Entries with figure data
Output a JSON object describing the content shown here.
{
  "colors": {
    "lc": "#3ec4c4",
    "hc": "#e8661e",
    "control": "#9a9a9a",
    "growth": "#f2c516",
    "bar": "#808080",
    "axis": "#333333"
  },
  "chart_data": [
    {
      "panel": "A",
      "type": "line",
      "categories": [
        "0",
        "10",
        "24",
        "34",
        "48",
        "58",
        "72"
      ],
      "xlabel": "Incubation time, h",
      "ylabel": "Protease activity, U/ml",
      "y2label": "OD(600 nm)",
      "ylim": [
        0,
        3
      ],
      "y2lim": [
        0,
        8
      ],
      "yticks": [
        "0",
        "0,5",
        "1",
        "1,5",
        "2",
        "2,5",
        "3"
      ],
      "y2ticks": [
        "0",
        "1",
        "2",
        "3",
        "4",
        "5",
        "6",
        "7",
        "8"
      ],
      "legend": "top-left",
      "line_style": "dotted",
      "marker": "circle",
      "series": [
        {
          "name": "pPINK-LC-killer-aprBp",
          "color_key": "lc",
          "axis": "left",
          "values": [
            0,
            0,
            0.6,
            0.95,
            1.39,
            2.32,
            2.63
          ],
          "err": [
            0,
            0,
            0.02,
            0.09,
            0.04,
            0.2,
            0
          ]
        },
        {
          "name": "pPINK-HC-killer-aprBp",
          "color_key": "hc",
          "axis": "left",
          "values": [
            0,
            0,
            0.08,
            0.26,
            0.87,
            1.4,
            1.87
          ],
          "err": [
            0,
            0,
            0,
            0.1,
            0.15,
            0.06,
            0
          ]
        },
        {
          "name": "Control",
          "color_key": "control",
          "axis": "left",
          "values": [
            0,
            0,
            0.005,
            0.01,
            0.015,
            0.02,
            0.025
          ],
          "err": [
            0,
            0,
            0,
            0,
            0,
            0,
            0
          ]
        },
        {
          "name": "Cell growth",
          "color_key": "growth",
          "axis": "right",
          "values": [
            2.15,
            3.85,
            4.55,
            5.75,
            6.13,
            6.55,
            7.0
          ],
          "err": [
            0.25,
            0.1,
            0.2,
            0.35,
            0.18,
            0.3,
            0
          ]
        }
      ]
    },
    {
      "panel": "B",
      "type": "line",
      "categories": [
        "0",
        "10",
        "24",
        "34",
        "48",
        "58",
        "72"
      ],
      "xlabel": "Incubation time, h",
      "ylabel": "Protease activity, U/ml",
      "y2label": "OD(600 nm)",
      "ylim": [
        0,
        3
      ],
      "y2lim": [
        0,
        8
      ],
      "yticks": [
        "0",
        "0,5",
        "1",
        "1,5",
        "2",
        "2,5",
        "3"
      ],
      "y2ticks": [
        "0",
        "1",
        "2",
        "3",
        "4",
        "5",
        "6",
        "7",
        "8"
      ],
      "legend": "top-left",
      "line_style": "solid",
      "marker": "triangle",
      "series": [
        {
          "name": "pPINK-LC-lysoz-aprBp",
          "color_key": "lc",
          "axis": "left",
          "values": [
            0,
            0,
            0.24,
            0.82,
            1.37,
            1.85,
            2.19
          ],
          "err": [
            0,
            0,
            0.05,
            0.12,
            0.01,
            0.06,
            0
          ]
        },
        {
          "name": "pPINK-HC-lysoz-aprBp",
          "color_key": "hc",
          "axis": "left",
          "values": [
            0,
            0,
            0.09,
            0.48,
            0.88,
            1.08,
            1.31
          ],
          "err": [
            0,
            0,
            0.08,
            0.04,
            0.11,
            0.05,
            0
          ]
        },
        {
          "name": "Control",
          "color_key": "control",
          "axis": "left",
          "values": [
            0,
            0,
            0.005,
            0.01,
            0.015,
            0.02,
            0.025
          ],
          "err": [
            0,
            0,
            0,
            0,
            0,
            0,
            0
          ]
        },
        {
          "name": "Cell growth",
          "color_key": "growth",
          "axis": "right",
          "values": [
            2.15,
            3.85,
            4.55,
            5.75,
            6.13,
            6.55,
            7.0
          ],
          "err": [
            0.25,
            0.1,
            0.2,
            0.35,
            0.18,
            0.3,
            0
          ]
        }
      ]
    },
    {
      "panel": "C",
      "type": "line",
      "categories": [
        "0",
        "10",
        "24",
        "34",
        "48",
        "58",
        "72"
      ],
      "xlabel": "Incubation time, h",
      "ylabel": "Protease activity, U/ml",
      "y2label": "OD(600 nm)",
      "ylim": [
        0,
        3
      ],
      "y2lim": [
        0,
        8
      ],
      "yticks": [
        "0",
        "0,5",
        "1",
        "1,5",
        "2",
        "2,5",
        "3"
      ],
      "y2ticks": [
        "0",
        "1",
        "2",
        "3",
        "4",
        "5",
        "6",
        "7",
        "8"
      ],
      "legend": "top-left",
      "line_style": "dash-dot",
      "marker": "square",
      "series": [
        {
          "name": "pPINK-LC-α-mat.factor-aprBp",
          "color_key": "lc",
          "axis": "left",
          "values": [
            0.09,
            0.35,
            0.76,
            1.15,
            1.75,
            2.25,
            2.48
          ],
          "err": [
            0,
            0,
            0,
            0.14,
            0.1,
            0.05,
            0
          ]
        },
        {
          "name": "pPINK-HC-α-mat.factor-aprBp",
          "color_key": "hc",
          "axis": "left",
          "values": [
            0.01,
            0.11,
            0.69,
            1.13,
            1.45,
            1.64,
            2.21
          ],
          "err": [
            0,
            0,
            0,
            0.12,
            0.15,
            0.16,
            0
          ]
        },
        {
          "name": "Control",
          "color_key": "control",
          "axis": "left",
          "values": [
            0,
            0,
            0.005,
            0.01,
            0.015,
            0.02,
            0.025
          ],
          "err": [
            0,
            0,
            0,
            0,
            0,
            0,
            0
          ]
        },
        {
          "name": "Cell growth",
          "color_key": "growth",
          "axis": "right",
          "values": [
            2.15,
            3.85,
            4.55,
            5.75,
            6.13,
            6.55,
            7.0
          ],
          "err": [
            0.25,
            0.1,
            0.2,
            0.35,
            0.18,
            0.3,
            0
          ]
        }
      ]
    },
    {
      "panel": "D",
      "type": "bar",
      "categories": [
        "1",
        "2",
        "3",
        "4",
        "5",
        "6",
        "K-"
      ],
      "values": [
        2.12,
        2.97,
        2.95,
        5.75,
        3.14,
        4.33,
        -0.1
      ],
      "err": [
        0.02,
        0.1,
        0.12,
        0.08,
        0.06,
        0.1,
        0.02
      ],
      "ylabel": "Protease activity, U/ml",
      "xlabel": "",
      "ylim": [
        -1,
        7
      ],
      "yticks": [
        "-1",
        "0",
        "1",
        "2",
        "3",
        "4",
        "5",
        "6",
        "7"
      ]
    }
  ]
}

The exercise
Write out the material exactly as given.

Written response
Output a JSON object describing the content shown here.
{
  "colors": {
    "lc": "#3ec4c4",
    "hc": "#e8661e",
    "control": "#9a9a9a",
    "growth": "#f2c516",
    "bar": "#808080",
    "axis": "#333333"
  },
  "chart_data": [
    {
      "panel": "A",
      "type": "line",
      "categories": [
        "0",
        "10",
        "24",
        "34",
        "48",
        "58",
        "72"
      ],
      "xlabel": "Incubation time, h",
      "ylabel": "Protease activity, U/ml",
      "y2label": "OD(600 nm)",
      "ylim": [
        0,
        3
      ],
      "y2lim": [
        0,
        8
      ],
      "yticks": [
        "0",
        "0,5",
        "1",
        "1,5",
        "2",
        "2,5",
        "3"
      ],
      "y2ticks": [
        "0",
        "1",
        "2",
        "3",
        "4",
        "5",
        "6",
        "7",
        "8"
      ],
      "legend": "top-left",
      "line_style": "dotted",
      "marker": "circle",
      "series": [
        {
          "name": "pPINK-LC-killer-aprBp",
          "color_key": "lc",
          "axis": "left",
          "values": [
            0,
            0,
            0.6,
            0.95,
            1.39,
            2.32,
            2.63
          ],
          "err": [
            0,
            0,
            0.02,
            0.09,
            0.04,
            0.2,
            0
          ]
        },
        {
          "name": "pPINK-HC-killer-aprBp",
          "color_key": "hc",
          "axis": "left",
          "values": [
            0,
            0,
            0.08,
            0.26,
            0.87,
            1.4,
            1.87
          ],
          "err": [
            0,
            0,
            0,
            0.1,
            0.15,
            0.06,
            0
          ]
        },
        {
          "name": "Control",
          "color_key": "control",
          "axis": "left",
          "values": [
            0,
            0,
            0.005,
            0.01,
            0.015,
            0.02,
            0.025
          ],
          "err": [
            0,
            0,
            0,
            0,
            0,
            0,
            0
          ]
        },
        {
          "name": "Cell growth",
          "color_key": "growth",
          "axis": "right",
          "values": [
            2.15,
            3.85,
            4.55,
            5.75,
            6.13,
            6.55,
            7.0
          ],
          "err": [
            0.25,
            0.1,
            0.2,
            0.35,
            0.18,
            0.3,
            0
          ]
        }
      ]
    },
    {
      "panel": "B",
      "type": "line",
      "categories": [
        "0",
        "10",
        "24",
        "34",
        "48",
        "58",
        "72"
      ],
      "xlabel": "Incubation time, h",
      "ylabel": "Protease activity, U/ml",
      "y2label": "OD(600 nm)",
      "ylim": [
        0,
        3
      ],
      "y2lim": [
        0,
        8
      ],
      "yticks": [
        "0",
        "0,5",
        "1",
        "1,5",
        "2",
        "2,5",
        "3"
      ],
      "y2ticks": [
        "0",
        "1",
        "2",
        "3",
        "4",
        "5",
        "6",
        "7",
        "8"
      ],
      "legend": "top-left",
      "line_style": "solid",
      "marker": "triangle",
      "series": [
        {
          "name": "pPINK-LC-lysoz-aprBp",
          "color_key": "lc",
          "axis": "left",
          "values": [
            0,
            0,
            0.24,
            0.82,
            1.37,
            1.85,
            2.19
          ],
          "err": [
            0,
            0,
            0.05,
            0.12,
            0.01,
            0.06,
            0
          ]
        },
        {
          "name": "pPINK-HC-lysoz-aprBp",
          "color_key": "hc",
          "axis": "left",
          "values": [
            0,
            0,
            0.09,
            0.48,
            0.88,
            1.08,
            1.31
          ],
          "err": [
            0,
            0,
            0.08,
            0.04,
            0.11,
            0.05,
            0
          ]
        },
        {
          "name": "Control",
          "color_key": "control",
          "axis": "left",
          "values": [
            0,
            0,
            0.005,
            0.01,
            0.015,
            0.02,
            0.025
          ],
          "err": [
            0,
            0,
            0,
            0,
            0,
            0,
            0
          ]
        },
        {
          "name": "Cell growth",
          "color_key": "growth",
          "axis": "right",
          "values": [
            2.15,
            3.85,
            4.55,
            5.75,
            6.13,
            6.55,
            7.0
          ],
          "err": [
            0.25,
            0.1,
            0.2,
            0.35,
            0.18,
            0.3,
            0
          ]
        }
      ]
    },
    {
      "panel": "C",
      "type": "line",
      "categories": [
        "0",
        "10",
        "24",
        "34",
        "48",
        "58",
        "72"
      ],
      "xlabel": "Incubation time, h",
      "ylabel": "Protease activity, U/ml",
      "y2label": "OD(600 nm)",
      "ylim": [
        0,
        3
      ],
      "y2lim": [
        0,
        8
      ],
      "yticks": [
        "0",
        "0,5",
        "1",
        "1,5",
        "2",
        "2,5",
        "3"
      ],
      "y2ticks": [
        "0",
        "1",
        "2",
        "3",
        "4",
        "5",
        "6",
        "7",
        "8"
      ],
      "legend": "top-left",
      "line_style": "dash-dot",
      "marker": "square",
      "series": [
        {
          "name": "pPINK-LC-α-mat.factor-aprBp",
          "color_key": "lc",
          "axis": "left",
          "values": [
            0.09,
            0.35,
            0.76,
            1.15,
            1.75,
            2.25,
            2.48
          ],
          "err": [
            0,
            0,
            0,
            0.14,
            0.1,
            0.05,
            0
          ]
        },
        {
          "name": "pPINK-HC-α-mat.factor-aprBp",
          "color_key": "hc",
          "axis": "left",
          "values": [
            0.01,
            0.11,
            0.69,
            1.13,
            1.45,
            1.64,
            2.21
          ],
          "err": [
            0,
            0,
            0,
            0.12,
            0.15,
            0.16,
            0
          ]
        },
        {
          "name": "Control",
          "color_key": "control",
          "axis": "left",
          "values": [
            0,
            0,
            0.005,
            0.01,
            0.015,
            0.02,
            0.025
          ],
          "err": [
            0,
            0,
            0,
            0,
            0,
            0,
            0
          ]
        },
        {
          "name": "Cell growth",
          "color_key": "growth",
          "axis": "right",
          "values": [
            2.15,
            3.85,
            4.55,
            5.75,
            6.13,
            6.55,
            7.0
          ],
          "err": [
            0.25,
            0.1,
            0.2,
            0.35,
            0.18,
            0.3,
            0
          ]
        }
      ]
    },
    {
      "panel": "D",
      "type": "bar",
      "categories": [
        "1",
        "2",
        "3",
        "4",
        "5",
        "6",
        "K-"
      ],
      "values": [
        2.12,
        2.97,
        2.95,
        5.75,
        3.14,
        4.33,
        -0.1
      ],
      "err": [
        0.02,
        0.1,
        0.12,
        0.08,
        0.06,
        0.1,
        0.02
      ],
      "ylabel": "Protease activity, U/ml",
      "xlabel": "",
      "ylim": [
        -1,
        7
      ],
      "yticks": [
        "-1",
        "0",
        "1",
        "2",
        "3",
        "4",
        "5",
        "6",
        "7"
      ]
    }
  ]
}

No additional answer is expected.